BRIEF → An exact copy of all the data is required, with pictures left out.

RECORDS SUPPLIED →
┏━━

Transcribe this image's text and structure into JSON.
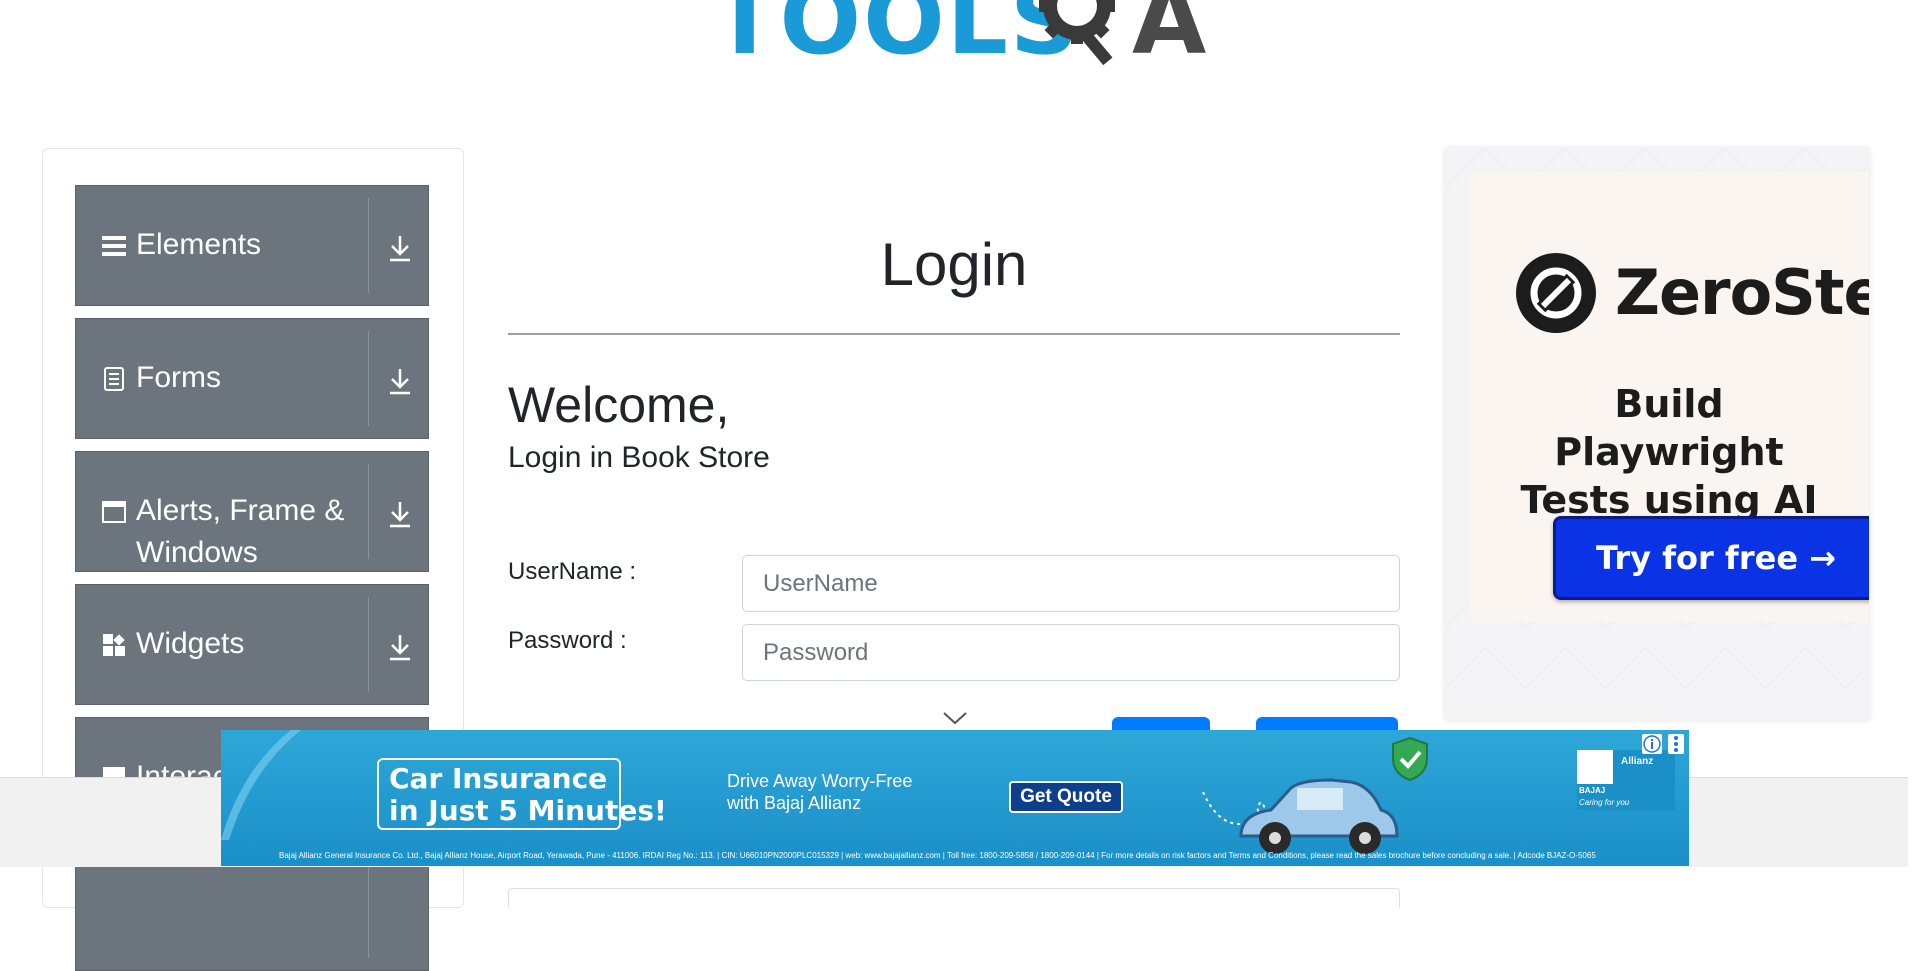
{
  "logo": {
    "text": "TOOLS",
    "suffix": "A",
    "brand_color": "#1a9ad6"
  },
  "sidebar": {
    "groups": [
      {
        "label": "Elements",
        "icon": "hamburger-icon"
      },
      {
        "label": "Forms",
        "icon": "form-icon"
      },
      {
        "label": "Alerts, Frame & Windows",
        "icon": "window-icon"
      },
      {
        "label": "Widgets",
        "icon": "widgets-icon"
      },
      {
        "label": "Interac",
        "icon": "interactions-icon"
      }
    ],
    "arrow_icon": "download-arrow-icon",
    "color": "#6c757d"
  },
  "main": {
    "title": "Login",
    "welcome": "Welcome,",
    "subtitle": "Login in Book Store",
    "username": {
      "label": "UserName :",
      "placeholder": "UserName"
    },
    "password": {
      "label": "Password :",
      "placeholder": "Password"
    },
    "button_color": "#007bff"
  },
  "right_ad": {
    "brand": "ZeroStep",
    "headline_1": "Build Playwright",
    "headline_2": "Tests using AI",
    "cta": "Try for free →",
    "cta_color": "#0b33e6"
  },
  "bottom_ad": {
    "headline_1": "Car Insurance",
    "headline_2": "in Just 5 Minutes!",
    "tagline_1": "Drive Away Worry-Free",
    "tagline_2": "with Bajaj Allianz",
    "cta": "Get Quote",
    "logo_text_1": "BAJAJ",
    "logo_text_2": "Allianz",
    "logo_tagline": "Caring for you",
    "fineprint": "Bajaj Allianz General Insurance Co. Ltd., Bajaj Allianz House, Airport Road, Yerawada, Pune - 411006. IRDAI Reg No.: 113. | CIN: U66010PN2000PLC015329 | web: www.bajajallianz.com | Toll free: 1800-209-5858 / 1800-209-0144 | For more details on risk factors and Terms and Conditions, please read the sales brochure before concluding a sale. | Adcode BJAZ-O-5065",
    "info_icon": "info-icon",
    "menu_icon": "more-vertical-icon"
  }
}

┗━━

PROBLEM SOLUTION →
Transcribe this image's text and structure into JSON.
{
  "logo": {
    "text": "TOOLS",
    "suffix": "A",
    "brand_color": "#1a9ad6"
  },
  "sidebar": {
    "groups": [
      {
        "label": "Elements",
        "icon": "hamburger-icon"
      },
      {
        "label": "Forms",
        "icon": "form-icon"
      },
      {
        "label": "Alerts, Frame & Windows",
        "icon": "window-icon"
      },
      {
        "label": "Widgets",
        "icon": "widgets-icon"
      },
      {
        "label": "Interac",
        "icon": "interactions-icon"
      }
    ],
    "arrow_icon": "download-arrow-icon",
    "color": "#6c757d"
  },
  "main": {
    "title": "Login",
    "welcome": "Welcome,",
    "subtitle": "Login in Book Store",
    "username": {
      "label": "UserName :",
      "placeholder": "UserName"
    },
    "password": {
      "label": "Password :",
      "placeholder": "Password"
    },
    "button_color": "#007bff"
  },
  "right_ad": {
    "brand": "ZeroStep",
    "headline_1": "Build Playwright",
    "headline_2": "Tests using AI",
    "cta": "Try for free →",
    "cta_color": "#0b33e6"
  },
  "bottom_ad": {
    "headline_1": "Car Insurance",
    "headline_2": "in Just 5 Minutes!",
    "tagline_1": "Drive Away Worry-Free",
    "tagline_2": "with Bajaj Allianz",
    "cta": "Get Quote",
    "logo_text_1": "BAJAJ",
    "logo_text_2": "Allianz",
    "logo_tagline": "Caring for you",
    "fineprint": "Bajaj Allianz General Insurance Co. Ltd., Bajaj Allianz House, Airport Road, Yerawada, Pune - 411006. IRDAI Reg No.: 113. | CIN: U66010PN2000PLC015329 | web: www.bajajallianz.com | Toll free: 1800-209-5858 / 1800-209-0144 | For more details on risk factors and Terms and Conditions, please read the sales brochure before concluding a sale. | Adcode BJAZ-O-5065",
    "info_icon": "info-icon",
    "menu_icon": "more-vertical-icon"
  }
}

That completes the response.